Dataset listings of figures:
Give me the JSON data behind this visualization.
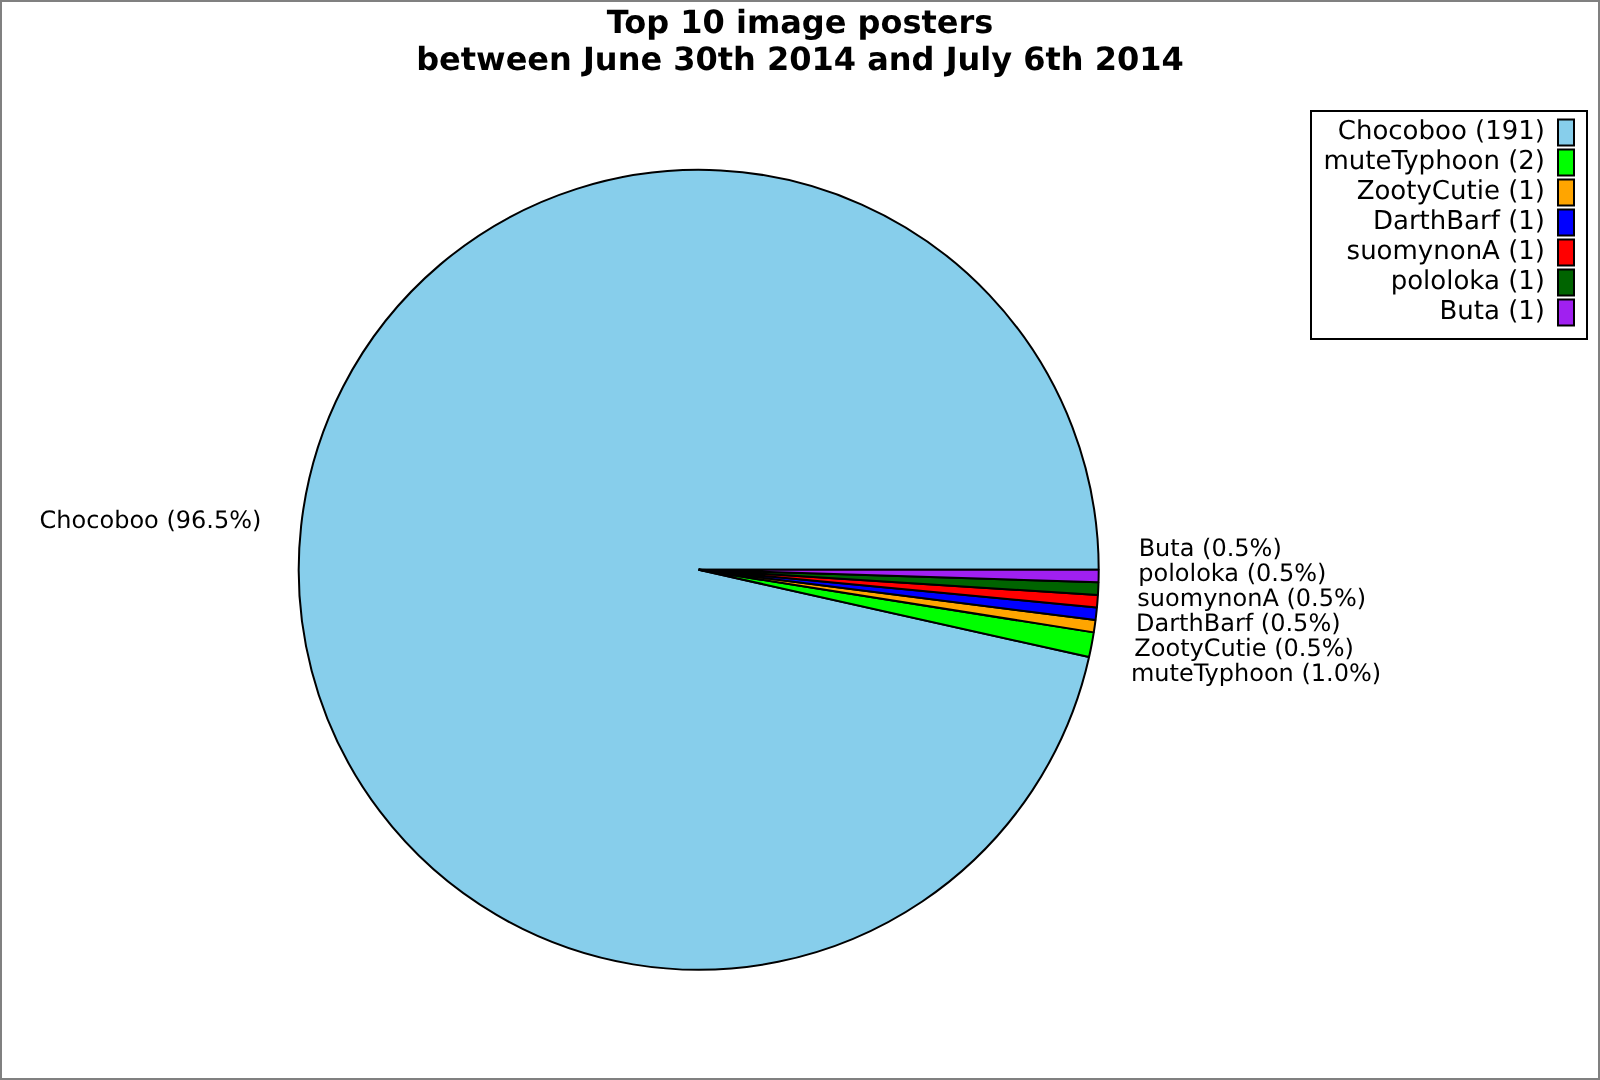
{
  "chart_data": {
    "type": "pie",
    "title": "Top 10 image posters\nbetween June 30th 2014 and July 6th 2014",
    "categories": [
      "Chocoboo (191)",
      "muteTyphoon (2)",
      "ZootyCutie (1)",
      "DarthBarf (1)",
      "suomynonA (1)",
      "pololoka (1)",
      "Buta (1)"
    ],
    "values": [
      96.5,
      1.0,
      0.5,
      0.5,
      0.5,
      0.5,
      0.5
    ],
    "colors": [
      "#87ceeb",
      "#00ff00",
      "#ffa500",
      "#0000ff",
      "#ff0000",
      "#006400",
      "#a020f0"
    ],
    "value_labels": [
      "Chocoboo (96.5%)",
      "muteTyphoon (1.0%)",
      "ZootyCutie (0.5%)",
      "DarthBarf (0.5%)",
      "suomynonA (0.5%)",
      "pololoka (0.5%)",
      "Buta (0.5%)"
    ],
    "legend": "top right"
  }
}
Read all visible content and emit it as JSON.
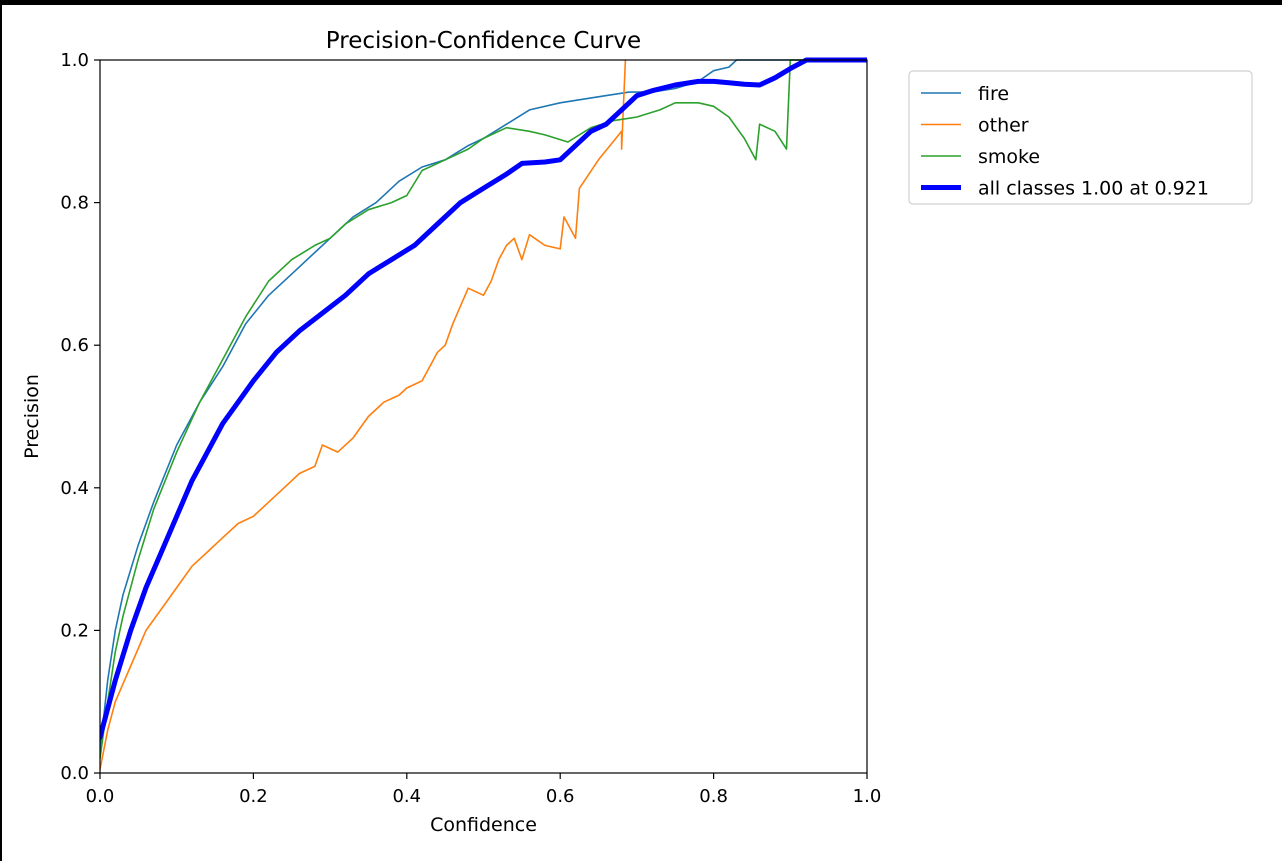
{
  "chart_data": {
    "type": "line",
    "title": "Precision-Confidence Curve",
    "xlabel": "Confidence",
    "ylabel": "Precision",
    "xlim": [
      0,
      1
    ],
    "ylim": [
      0,
      1
    ],
    "xticks": [
      "0.0",
      "0.2",
      "0.4",
      "0.6",
      "0.8",
      "1.0"
    ],
    "yticks": [
      "0.0",
      "0.2",
      "0.4",
      "0.6",
      "0.8",
      "1.0"
    ],
    "grid": false,
    "legend_position": "outside-top-right",
    "series": [
      {
        "name": "fire",
        "color": "#1f77b4",
        "points": [
          [
            0,
            0.03
          ],
          [
            0.01,
            0.13
          ],
          [
            0.02,
            0.2
          ],
          [
            0.03,
            0.25
          ],
          [
            0.05,
            0.32
          ],
          [
            0.07,
            0.38
          ],
          [
            0.1,
            0.46
          ],
          [
            0.13,
            0.52
          ],
          [
            0.16,
            0.57
          ],
          [
            0.19,
            0.63
          ],
          [
            0.22,
            0.67
          ],
          [
            0.25,
            0.7
          ],
          [
            0.28,
            0.73
          ],
          [
            0.3,
            0.75
          ],
          [
            0.33,
            0.78
          ],
          [
            0.36,
            0.8
          ],
          [
            0.39,
            0.83
          ],
          [
            0.42,
            0.85
          ],
          [
            0.45,
            0.86
          ],
          [
            0.48,
            0.88
          ],
          [
            0.5,
            0.89
          ],
          [
            0.53,
            0.91
          ],
          [
            0.56,
            0.93
          ],
          [
            0.6,
            0.94
          ],
          [
            0.63,
            0.945
          ],
          [
            0.66,
            0.95
          ],
          [
            0.69,
            0.955
          ],
          [
            0.72,
            0.955
          ],
          [
            0.75,
            0.96
          ],
          [
            0.78,
            0.97
          ],
          [
            0.8,
            0.985
          ],
          [
            0.82,
            0.99
          ],
          [
            0.83,
            1.0
          ],
          [
            1.0,
            1.0
          ]
        ]
      },
      {
        "name": "other",
        "color": "#ff7f0e",
        "points": [
          [
            0,
            0.005
          ],
          [
            0.01,
            0.06
          ],
          [
            0.02,
            0.1
          ],
          [
            0.04,
            0.15
          ],
          [
            0.06,
            0.2
          ],
          [
            0.08,
            0.23
          ],
          [
            0.1,
            0.26
          ],
          [
            0.12,
            0.29
          ],
          [
            0.14,
            0.31
          ],
          [
            0.16,
            0.33
          ],
          [
            0.18,
            0.35
          ],
          [
            0.2,
            0.36
          ],
          [
            0.22,
            0.38
          ],
          [
            0.24,
            0.4
          ],
          [
            0.26,
            0.42
          ],
          [
            0.28,
            0.43
          ],
          [
            0.29,
            0.46
          ],
          [
            0.31,
            0.45
          ],
          [
            0.33,
            0.47
          ],
          [
            0.35,
            0.5
          ],
          [
            0.37,
            0.52
          ],
          [
            0.39,
            0.53
          ],
          [
            0.4,
            0.54
          ],
          [
            0.42,
            0.55
          ],
          [
            0.44,
            0.59
          ],
          [
            0.45,
            0.6
          ],
          [
            0.46,
            0.63
          ],
          [
            0.48,
            0.68
          ],
          [
            0.5,
            0.67
          ],
          [
            0.51,
            0.69
          ],
          [
            0.52,
            0.72
          ],
          [
            0.53,
            0.74
          ],
          [
            0.54,
            0.75
          ],
          [
            0.55,
            0.72
          ],
          [
            0.56,
            0.755
          ],
          [
            0.58,
            0.74
          ],
          [
            0.6,
            0.735
          ],
          [
            0.605,
            0.78
          ],
          [
            0.62,
            0.75
          ],
          [
            0.625,
            0.82
          ],
          [
            0.65,
            0.86
          ],
          [
            0.68,
            0.9
          ],
          [
            0.68,
            0.875
          ],
          [
            0.685,
            1.0
          ]
        ]
      },
      {
        "name": "smoke",
        "color": "#2ca02c",
        "points": [
          [
            0,
            0.02
          ],
          [
            0.01,
            0.1
          ],
          [
            0.02,
            0.17
          ],
          [
            0.03,
            0.22
          ],
          [
            0.05,
            0.3
          ],
          [
            0.07,
            0.37
          ],
          [
            0.1,
            0.45
          ],
          [
            0.13,
            0.52
          ],
          [
            0.16,
            0.58
          ],
          [
            0.19,
            0.64
          ],
          [
            0.22,
            0.69
          ],
          [
            0.25,
            0.72
          ],
          [
            0.28,
            0.74
          ],
          [
            0.3,
            0.75
          ],
          [
            0.32,
            0.77
          ],
          [
            0.35,
            0.79
          ],
          [
            0.38,
            0.8
          ],
          [
            0.4,
            0.81
          ],
          [
            0.42,
            0.845
          ],
          [
            0.45,
            0.86
          ],
          [
            0.48,
            0.875
          ],
          [
            0.5,
            0.89
          ],
          [
            0.53,
            0.905
          ],
          [
            0.56,
            0.9
          ],
          [
            0.58,
            0.895
          ],
          [
            0.61,
            0.885
          ],
          [
            0.64,
            0.905
          ],
          [
            0.67,
            0.915
          ],
          [
            0.7,
            0.92
          ],
          [
            0.73,
            0.93
          ],
          [
            0.75,
            0.94
          ],
          [
            0.78,
            0.94
          ],
          [
            0.8,
            0.935
          ],
          [
            0.82,
            0.92
          ],
          [
            0.84,
            0.89
          ],
          [
            0.855,
            0.86
          ],
          [
            0.86,
            0.91
          ],
          [
            0.88,
            0.9
          ],
          [
            0.895,
            0.875
          ],
          [
            0.9,
            1.0
          ],
          [
            1.0,
            1.0
          ]
        ]
      },
      {
        "name": "all classes 1.00 at 0.921",
        "color": "#0000ff",
        "points": [
          [
            0,
            0.05
          ],
          [
            0.02,
            0.13
          ],
          [
            0.04,
            0.2
          ],
          [
            0.06,
            0.26
          ],
          [
            0.08,
            0.31
          ],
          [
            0.1,
            0.36
          ],
          [
            0.12,
            0.41
          ],
          [
            0.14,
            0.45
          ],
          [
            0.16,
            0.49
          ],
          [
            0.18,
            0.52
          ],
          [
            0.2,
            0.55
          ],
          [
            0.23,
            0.59
          ],
          [
            0.26,
            0.62
          ],
          [
            0.29,
            0.645
          ],
          [
            0.32,
            0.67
          ],
          [
            0.35,
            0.7
          ],
          [
            0.38,
            0.72
          ],
          [
            0.41,
            0.74
          ],
          [
            0.44,
            0.77
          ],
          [
            0.47,
            0.8
          ],
          [
            0.5,
            0.82
          ],
          [
            0.53,
            0.84
          ],
          [
            0.55,
            0.855
          ],
          [
            0.58,
            0.857
          ],
          [
            0.6,
            0.86
          ],
          [
            0.62,
            0.88
          ],
          [
            0.64,
            0.9
          ],
          [
            0.66,
            0.91
          ],
          [
            0.68,
            0.93
          ],
          [
            0.7,
            0.95
          ],
          [
            0.72,
            0.957
          ],
          [
            0.75,
            0.965
          ],
          [
            0.78,
            0.97
          ],
          [
            0.8,
            0.97
          ],
          [
            0.82,
            0.968
          ],
          [
            0.84,
            0.966
          ],
          [
            0.86,
            0.965
          ],
          [
            0.88,
            0.975
          ],
          [
            0.9,
            0.988
          ],
          [
            0.921,
            1.0
          ],
          [
            1.0,
            1.0
          ]
        ]
      }
    ]
  }
}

## YOUR INSTRUCTIONS
Scan the data above; copy every line where "Confidence" appears.

## TASK OUTPUT
    "title": "Precision-Confidence Curve",
    "xlabel": "Confidence",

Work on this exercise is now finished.